## Input
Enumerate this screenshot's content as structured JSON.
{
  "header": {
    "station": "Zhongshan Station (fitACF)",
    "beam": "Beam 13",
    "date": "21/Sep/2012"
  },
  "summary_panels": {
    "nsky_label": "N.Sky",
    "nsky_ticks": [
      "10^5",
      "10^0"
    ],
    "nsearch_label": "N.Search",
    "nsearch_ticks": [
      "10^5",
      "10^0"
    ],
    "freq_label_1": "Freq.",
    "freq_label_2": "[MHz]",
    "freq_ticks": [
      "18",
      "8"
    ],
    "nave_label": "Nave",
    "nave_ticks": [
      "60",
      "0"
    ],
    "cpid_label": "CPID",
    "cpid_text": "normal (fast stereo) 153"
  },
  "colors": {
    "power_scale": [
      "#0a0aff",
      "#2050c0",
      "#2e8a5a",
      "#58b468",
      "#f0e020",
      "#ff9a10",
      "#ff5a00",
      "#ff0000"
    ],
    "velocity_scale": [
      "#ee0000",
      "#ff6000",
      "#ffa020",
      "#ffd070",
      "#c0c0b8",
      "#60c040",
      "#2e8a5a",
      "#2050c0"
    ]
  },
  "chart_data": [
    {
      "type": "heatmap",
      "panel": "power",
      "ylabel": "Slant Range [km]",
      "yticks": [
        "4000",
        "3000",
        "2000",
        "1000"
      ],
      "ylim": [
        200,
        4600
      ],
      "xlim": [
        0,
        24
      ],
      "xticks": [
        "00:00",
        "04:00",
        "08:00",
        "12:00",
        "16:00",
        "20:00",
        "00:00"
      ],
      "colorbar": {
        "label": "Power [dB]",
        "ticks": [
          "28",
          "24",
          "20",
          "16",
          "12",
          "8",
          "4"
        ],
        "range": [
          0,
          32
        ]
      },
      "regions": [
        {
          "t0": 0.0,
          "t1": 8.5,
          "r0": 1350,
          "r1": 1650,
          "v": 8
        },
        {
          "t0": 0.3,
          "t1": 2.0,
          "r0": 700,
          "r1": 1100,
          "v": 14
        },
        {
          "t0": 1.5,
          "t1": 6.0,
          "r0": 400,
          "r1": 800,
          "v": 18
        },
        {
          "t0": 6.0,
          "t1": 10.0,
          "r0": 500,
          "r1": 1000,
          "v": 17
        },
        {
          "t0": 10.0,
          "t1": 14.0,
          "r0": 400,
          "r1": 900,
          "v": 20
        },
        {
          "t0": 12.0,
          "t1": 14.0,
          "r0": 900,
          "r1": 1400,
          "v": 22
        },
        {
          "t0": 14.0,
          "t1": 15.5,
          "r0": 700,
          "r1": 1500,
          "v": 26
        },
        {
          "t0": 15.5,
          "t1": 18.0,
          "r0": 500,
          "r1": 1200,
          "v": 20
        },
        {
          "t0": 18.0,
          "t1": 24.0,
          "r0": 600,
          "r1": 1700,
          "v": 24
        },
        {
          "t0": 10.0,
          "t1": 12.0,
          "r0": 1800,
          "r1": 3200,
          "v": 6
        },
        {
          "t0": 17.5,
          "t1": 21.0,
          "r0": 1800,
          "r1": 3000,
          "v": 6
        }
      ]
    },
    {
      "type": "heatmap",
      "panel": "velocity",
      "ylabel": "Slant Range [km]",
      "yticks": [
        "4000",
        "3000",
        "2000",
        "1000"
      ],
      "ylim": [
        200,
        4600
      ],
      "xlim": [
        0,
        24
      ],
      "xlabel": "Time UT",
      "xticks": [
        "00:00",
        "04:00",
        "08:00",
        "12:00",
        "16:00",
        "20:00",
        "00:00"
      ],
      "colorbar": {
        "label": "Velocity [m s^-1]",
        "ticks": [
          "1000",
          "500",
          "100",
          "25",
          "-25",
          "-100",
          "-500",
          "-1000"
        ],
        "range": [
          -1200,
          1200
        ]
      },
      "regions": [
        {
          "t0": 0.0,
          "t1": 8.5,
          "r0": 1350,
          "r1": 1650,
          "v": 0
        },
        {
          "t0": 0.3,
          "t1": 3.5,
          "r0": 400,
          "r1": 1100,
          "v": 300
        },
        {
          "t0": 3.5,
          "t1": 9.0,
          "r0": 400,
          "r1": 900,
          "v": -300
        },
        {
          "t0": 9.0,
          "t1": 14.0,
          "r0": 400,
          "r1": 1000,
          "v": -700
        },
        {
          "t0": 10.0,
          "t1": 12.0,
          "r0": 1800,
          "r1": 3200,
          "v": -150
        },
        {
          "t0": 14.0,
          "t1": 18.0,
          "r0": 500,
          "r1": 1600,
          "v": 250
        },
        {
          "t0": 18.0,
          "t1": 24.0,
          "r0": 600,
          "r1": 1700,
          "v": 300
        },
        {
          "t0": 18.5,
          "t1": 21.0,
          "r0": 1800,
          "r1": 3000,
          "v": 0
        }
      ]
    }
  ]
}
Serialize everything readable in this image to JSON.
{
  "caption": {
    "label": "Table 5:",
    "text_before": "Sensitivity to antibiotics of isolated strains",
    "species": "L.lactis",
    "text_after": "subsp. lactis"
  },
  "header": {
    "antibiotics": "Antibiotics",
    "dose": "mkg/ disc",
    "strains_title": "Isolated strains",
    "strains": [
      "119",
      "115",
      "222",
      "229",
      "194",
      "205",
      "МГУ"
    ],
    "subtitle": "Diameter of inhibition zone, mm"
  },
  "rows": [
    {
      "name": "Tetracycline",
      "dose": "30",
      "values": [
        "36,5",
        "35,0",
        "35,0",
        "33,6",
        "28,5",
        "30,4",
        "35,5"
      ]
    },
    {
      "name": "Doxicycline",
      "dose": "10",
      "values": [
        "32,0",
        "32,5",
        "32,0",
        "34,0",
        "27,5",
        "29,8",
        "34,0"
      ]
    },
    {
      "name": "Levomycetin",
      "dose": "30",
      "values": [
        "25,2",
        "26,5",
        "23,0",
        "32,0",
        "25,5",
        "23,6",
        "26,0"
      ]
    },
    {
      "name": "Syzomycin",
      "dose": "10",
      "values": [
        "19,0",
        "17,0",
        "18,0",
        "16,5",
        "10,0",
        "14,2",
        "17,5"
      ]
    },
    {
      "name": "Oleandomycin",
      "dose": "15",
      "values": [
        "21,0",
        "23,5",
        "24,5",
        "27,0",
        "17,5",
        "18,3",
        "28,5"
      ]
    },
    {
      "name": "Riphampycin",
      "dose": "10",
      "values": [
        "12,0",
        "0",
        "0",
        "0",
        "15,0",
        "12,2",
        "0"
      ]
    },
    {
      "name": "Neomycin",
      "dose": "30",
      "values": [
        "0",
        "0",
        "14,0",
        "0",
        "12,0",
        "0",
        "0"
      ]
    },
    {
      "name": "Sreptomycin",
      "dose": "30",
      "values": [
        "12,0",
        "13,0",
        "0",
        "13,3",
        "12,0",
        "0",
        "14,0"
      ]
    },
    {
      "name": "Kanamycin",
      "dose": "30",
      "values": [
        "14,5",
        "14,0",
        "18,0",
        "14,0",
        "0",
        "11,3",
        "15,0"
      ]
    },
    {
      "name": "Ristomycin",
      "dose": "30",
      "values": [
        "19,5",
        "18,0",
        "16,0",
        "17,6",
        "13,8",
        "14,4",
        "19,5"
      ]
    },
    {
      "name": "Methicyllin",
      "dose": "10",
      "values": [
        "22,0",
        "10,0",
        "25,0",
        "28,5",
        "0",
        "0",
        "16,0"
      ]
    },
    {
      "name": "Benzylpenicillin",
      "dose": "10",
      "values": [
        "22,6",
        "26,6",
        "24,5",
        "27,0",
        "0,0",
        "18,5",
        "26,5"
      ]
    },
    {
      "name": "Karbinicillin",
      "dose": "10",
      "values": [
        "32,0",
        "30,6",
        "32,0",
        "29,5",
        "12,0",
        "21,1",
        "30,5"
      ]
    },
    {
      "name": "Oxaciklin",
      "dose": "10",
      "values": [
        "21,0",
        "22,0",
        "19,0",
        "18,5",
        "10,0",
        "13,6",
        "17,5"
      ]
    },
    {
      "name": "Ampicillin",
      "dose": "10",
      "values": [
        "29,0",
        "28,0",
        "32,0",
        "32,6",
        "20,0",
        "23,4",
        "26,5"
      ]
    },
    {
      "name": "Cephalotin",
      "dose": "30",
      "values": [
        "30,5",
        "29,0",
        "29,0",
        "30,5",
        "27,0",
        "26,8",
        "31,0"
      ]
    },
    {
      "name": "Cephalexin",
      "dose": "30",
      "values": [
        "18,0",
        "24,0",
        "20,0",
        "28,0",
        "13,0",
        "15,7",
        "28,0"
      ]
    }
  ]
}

## Task instructions
Across the records, how many lines contain "JSON"? Only the number should be given.

## Written solution
2